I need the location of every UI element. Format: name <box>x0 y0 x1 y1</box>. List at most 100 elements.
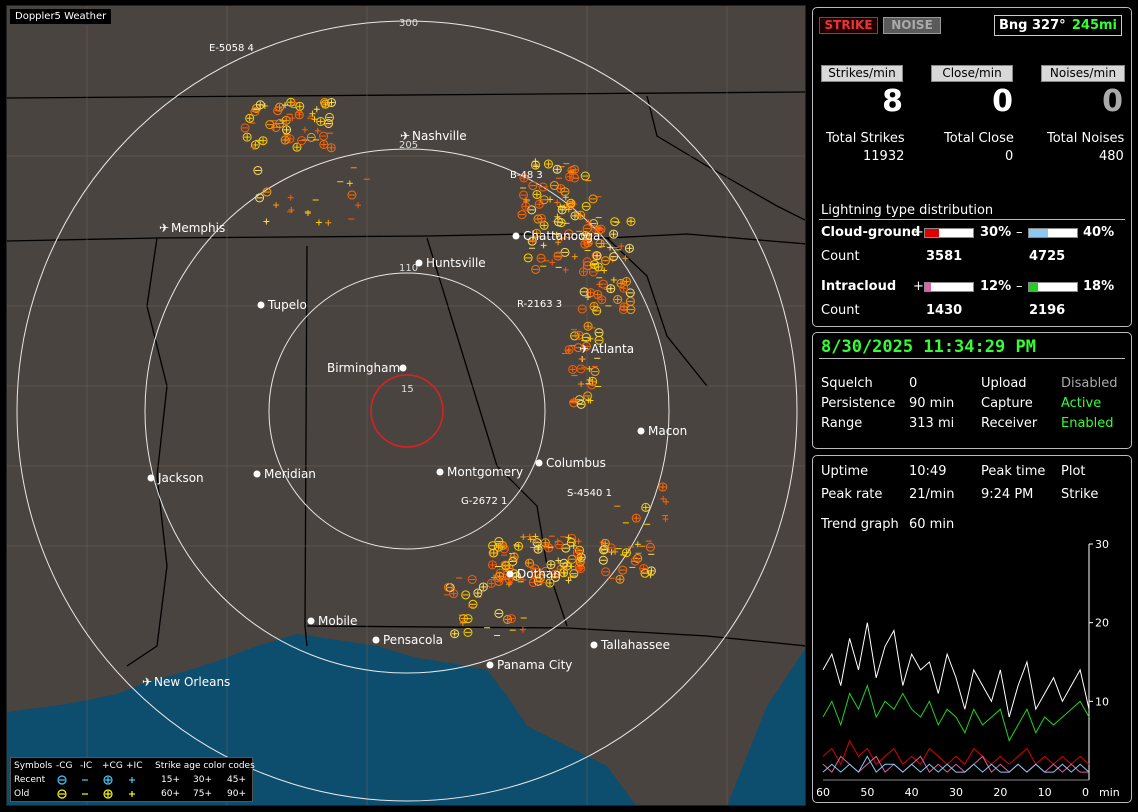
range-label: Range <box>821 416 863 431</box>
city-label: Panama City <box>497 658 572 672</box>
strike-marker <box>540 242 547 249</box>
strike-marker <box>606 284 616 294</box>
strike-marker <box>519 190 529 200</box>
strike-marker <box>489 548 499 558</box>
strike-marker <box>443 582 453 592</box>
cg-count-label: Count <box>821 249 860 264</box>
trend-panel: Uptime 10:49 Peak time Plot Peak rate 21… <box>812 455 1132 803</box>
city-tallahassee: Tallahassee <box>590 638 670 652</box>
noise-button[interactable]: NOISE <box>883 17 941 34</box>
city-birmingham: Birmingham <box>327 361 407 375</box>
strike-marker <box>294 110 304 120</box>
upload-value[interactable]: Disabled <box>1061 376 1117 391</box>
strike-marker <box>553 217 563 227</box>
strike-marker <box>291 99 298 106</box>
strike-button[interactable]: STRIKE <box>819 17 878 34</box>
strike-marker <box>301 126 308 133</box>
persistence-value[interactable]: 90 min <box>909 396 954 411</box>
trend-window-value[interactable]: 60 min <box>909 517 954 532</box>
strike-marker <box>640 568 650 578</box>
strike-marker <box>571 253 578 260</box>
strike-marker <box>598 555 608 565</box>
strike-marker <box>313 106 320 113</box>
strike-marker <box>641 502 651 512</box>
storm-id-r[interactable]: R-2163 3 <box>517 299 562 310</box>
bearing-label: Bng 327° <box>999 18 1066 33</box>
strike-marker <box>575 545 585 555</box>
x-tick-label: 40 <box>905 786 919 799</box>
strike-marker <box>280 135 290 145</box>
storm-id-e[interactable]: E-5058 4 <box>209 43 254 54</box>
x-tick-label: 0 <box>1082 786 1089 799</box>
capture-value[interactable]: Active <box>1061 396 1101 411</box>
strike-marker <box>578 355 585 362</box>
strike-marker <box>600 256 610 266</box>
strike-marker <box>570 173 580 183</box>
city-nashville: ✈ Nashville <box>400 129 467 143</box>
close-per-min-button[interactable]: Close/min <box>931 65 1013 82</box>
strike-marker <box>273 106 283 116</box>
strike-marker <box>624 243 634 253</box>
strike-counter-panel: STRIKE NOISE Bng 327° 245mi Strikes/min … <box>812 7 1132 327</box>
strike-marker <box>594 328 604 338</box>
storm-id-b[interactable]: B-48 3 <box>510 170 543 181</box>
strike-marker <box>509 552 519 562</box>
range-value[interactable]: 313 mi <box>909 416 954 431</box>
strike-marker <box>626 216 636 226</box>
city-tupelo: Tupelo <box>257 298 307 312</box>
ring-label-300: 300 <box>399 18 418 29</box>
cg-pos-count: 3581 <box>926 249 963 264</box>
strikes-per-min-button[interactable]: Strikes/min <box>821 65 903 82</box>
legend-old-label: Old <box>14 789 30 799</box>
city-dot <box>307 617 315 625</box>
strike-marker <box>450 629 460 639</box>
peak-rate-label: Peak rate <box>821 487 883 502</box>
strike-marker <box>355 202 362 209</box>
cg-neg-count: 4725 <box>1029 249 1066 264</box>
city-meridian: Meridian <box>253 467 316 481</box>
storm-id-g[interactable]: G-2672 1 <box>461 496 507 507</box>
city-label: Memphis <box>171 221 225 235</box>
legend-age-15: 15+ <box>161 775 180 785</box>
squelch-value[interactable]: 0 <box>909 376 917 391</box>
cg-pos-bar <box>924 228 974 238</box>
strike-marker <box>575 538 582 545</box>
strike-marker <box>531 264 541 274</box>
receiver-label: Receiver <box>981 416 1038 431</box>
strike-map[interactable]: 300 205 110 15 E-5058 4 B-48 3 R-2163 3 … <box>6 5 806 806</box>
strike-marker <box>463 614 473 624</box>
strike-marker <box>478 582 488 592</box>
current-datetime: 8/30/2025 11:34:29 PM <box>821 337 1036 357</box>
strike-marker <box>304 210 311 217</box>
city-label: Chattanooga <box>523 229 600 243</box>
close-per-min-value: 0 <box>992 84 1013 119</box>
distribution-title: Lightning type distribution <box>821 203 994 218</box>
city-label: Tupelo <box>267 298 307 312</box>
y-tick-label: 10 <box>1095 695 1109 708</box>
plot-value[interactable]: Strike <box>1061 487 1098 502</box>
city-label: Montgomery <box>447 465 523 479</box>
x-tick-label: 10 <box>1038 786 1052 799</box>
noises-per-min-button[interactable]: Noises/min <box>1041 65 1125 82</box>
x-tick-label: 60 <box>817 786 830 799</box>
x-unit-label: min <box>1099 786 1120 799</box>
strike-marker <box>242 132 252 142</box>
strike-marker <box>552 164 562 174</box>
noises-per-min-value: 0 <box>1102 84 1123 119</box>
total-noises-value: 480 <box>1099 149 1124 164</box>
ic-neg-sign: – <box>1016 279 1023 294</box>
city-huntsville: Huntsville <box>415 256 486 270</box>
strike-marker <box>487 560 497 570</box>
airport-icon: ✈ <box>579 342 589 356</box>
trend-series-0 <box>822 622 1090 718</box>
legend-age-45: 45+ <box>227 775 246 785</box>
city-montgomery: Montgomery <box>436 465 523 479</box>
receiver-value[interactable]: Enabled <box>1061 416 1114 431</box>
strike-marker <box>467 574 477 584</box>
city-jackson: Jackson <box>147 471 204 485</box>
strike-marker <box>663 498 670 505</box>
strike-marker <box>528 181 538 191</box>
strike-marker <box>534 199 544 209</box>
city-label: New Orleans <box>154 675 230 689</box>
storm-id-s[interactable]: S-4540 1 <box>567 488 612 499</box>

:: WRITTEN REQUEST ::
Reproduce all the lines of the material with each "strike-marker" renamed to "lightning-marker", and keep everything else the same. Omit the pictures.

:: WRITTEN ANSWER ::
I need the location of every UI element. Format: name <box>x0 y0 x1 y1</box>. List at most 100 elements.
range-label: Range <box>821 416 863 431</box>
city-label: Panama City <box>497 658 572 672</box>
lightning-marker <box>540 242 547 249</box>
lightning-marker <box>606 284 616 294</box>
lightning-marker <box>519 190 529 200</box>
lightning-marker <box>489 548 499 558</box>
lightning-marker <box>443 582 453 592</box>
cg-count-label: Count <box>821 249 860 264</box>
trend-panel: Uptime 10:49 Peak time Plot Peak rate 21… <box>812 455 1132 803</box>
city-tallahassee: Tallahassee <box>590 638 670 652</box>
noise-button[interactable]: NOISE <box>883 17 941 34</box>
city-birmingham: Birmingham <box>327 361 407 375</box>
lightning-marker <box>294 110 304 120</box>
upload-value[interactable]: Disabled <box>1061 376 1117 391</box>
lightning-marker <box>553 217 563 227</box>
lightning-marker <box>291 99 298 106</box>
strike-button[interactable]: STRIKE <box>819 17 878 34</box>
lightning-marker <box>301 126 308 133</box>
persistence-value[interactable]: 90 min <box>909 396 954 411</box>
trend-window-value[interactable]: 60 min <box>909 517 954 532</box>
lightning-marker <box>640 568 650 578</box>
lightning-marker <box>571 253 578 260</box>
lightning-marker <box>598 555 608 565</box>
lightning-marker <box>313 106 320 113</box>
lightning-marker <box>641 502 651 512</box>
storm-id-r[interactable]: R-2163 3 <box>517 299 562 310</box>
bearing-label: Bng 327° <box>999 18 1066 33</box>
lightning-marker <box>575 545 585 555</box>
x-tick-label: 40 <box>905 786 919 799</box>
lightning-marker <box>280 135 290 145</box>
storm-id-e[interactable]: E-5058 4 <box>209 43 254 54</box>
x-tick-label: 0 <box>1082 786 1089 799</box>
capture-value[interactable]: Active <box>1061 396 1101 411</box>
lightning-marker <box>578 355 585 362</box>
lightning-marker <box>600 256 610 266</box>
lightning-marker <box>570 173 580 183</box>
city-nashville: ✈ Nashville <box>400 129 467 143</box>
close-per-min-button[interactable]: Close/min <box>931 65 1013 82</box>
lightning-marker <box>273 106 283 116</box>
lightning-marker <box>624 243 634 253</box>
strike-counter-panel: STRIKE NOISE Bng 327° 245mi Strikes/min … <box>812 7 1132 327</box>
lightning-marker <box>594 328 604 338</box>
storm-id-b[interactable]: B-48 3 <box>510 170 543 181</box>
lightning-marker <box>509 552 519 562</box>
range-value[interactable]: 313 mi <box>909 416 954 431</box>
lightning-marker <box>626 216 636 226</box>
city-tupelo: Tupelo <box>257 298 307 312</box>
ring-label-300: 300 <box>399 18 418 29</box>
cg-pos-count: 3581 <box>926 249 963 264</box>
strikes-per-min-button[interactable]: Strikes/min <box>821 65 903 82</box>
legend-old-label: Old <box>14 789 30 799</box>
city-dot <box>307 617 315 625</box>
lightning-marker <box>450 629 460 639</box>
peak-rate-label: Peak rate <box>821 487 883 502</box>
lightning-marker <box>355 202 362 209</box>
cg-neg-count: 4725 <box>1029 249 1066 264</box>
city-meridian: Meridian <box>253 467 316 481</box>
storm-id-g[interactable]: G-2672 1 <box>461 496 507 507</box>
city-label: Memphis <box>171 221 225 235</box>
legend-age-15: 15+ <box>161 775 180 785</box>
squelch-value[interactable]: 0 <box>909 376 917 391</box>
cg-pos-bar <box>924 228 974 238</box>
lightning-marker <box>575 538 582 545</box>
lightning-marker <box>531 264 541 274</box>
receiver-label: Receiver <box>981 416 1038 431</box>
strike-map[interactable]: 300 205 110 15 E-5058 4 B-48 3 R-2163 3 … <box>6 5 806 806</box>
lightning-marker <box>463 614 473 624</box>
lightning-marker <box>478 582 488 592</box>
current-datetime: 8/30/2025 11:34:29 PM <box>821 337 1036 357</box>
lightning-marker <box>304 210 311 217</box>
city-label: Chattanooga <box>523 229 600 243</box>
close-per-min-value: 0 <box>992 84 1013 119</box>
distribution-title: Lightning type distribution <box>821 203 994 218</box>
city-label: Tupelo <box>267 298 307 312</box>
y-tick-label: 10 <box>1095 695 1109 708</box>
plot-value[interactable]: Strike <box>1061 487 1098 502</box>
city-label: Montgomery <box>447 465 523 479</box>
x-tick-label: 10 <box>1038 786 1052 799</box>
noises-per-min-button[interactable]: Noises/min <box>1041 65 1125 82</box>
x-tick-label: 60 <box>817 786 830 799</box>
x-unit-label: min <box>1099 786 1120 799</box>
lightning-marker <box>242 132 252 142</box>
lightning-marker <box>552 164 562 174</box>
noises-per-min-value: 0 <box>1102 84 1123 119</box>
total-noises-value: 480 <box>1099 149 1124 164</box>
ic-neg-sign: – <box>1016 279 1023 294</box>
city-huntsville: Huntsville <box>415 256 486 270</box>
lightning-marker <box>487 560 497 570</box>
airport-icon: ✈ <box>579 342 589 356</box>
trend-series-0 <box>822 622 1090 718</box>
legend-age-45: 45+ <box>227 775 246 785</box>
city-montgomery: Montgomery <box>436 465 523 479</box>
receiver-value[interactable]: Enabled <box>1061 416 1114 431</box>
lightning-marker <box>467 574 477 584</box>
city-jackson: Jackson <box>147 471 204 485</box>
lightning-marker <box>663 498 670 505</box>
lightning-marker <box>528 181 538 191</box>
lightning-marker <box>534 199 544 209</box>
city-label: New Orleans <box>154 675 230 689</box>
storm-id-s[interactable]: S-4540 1 <box>567 488 612 499</box>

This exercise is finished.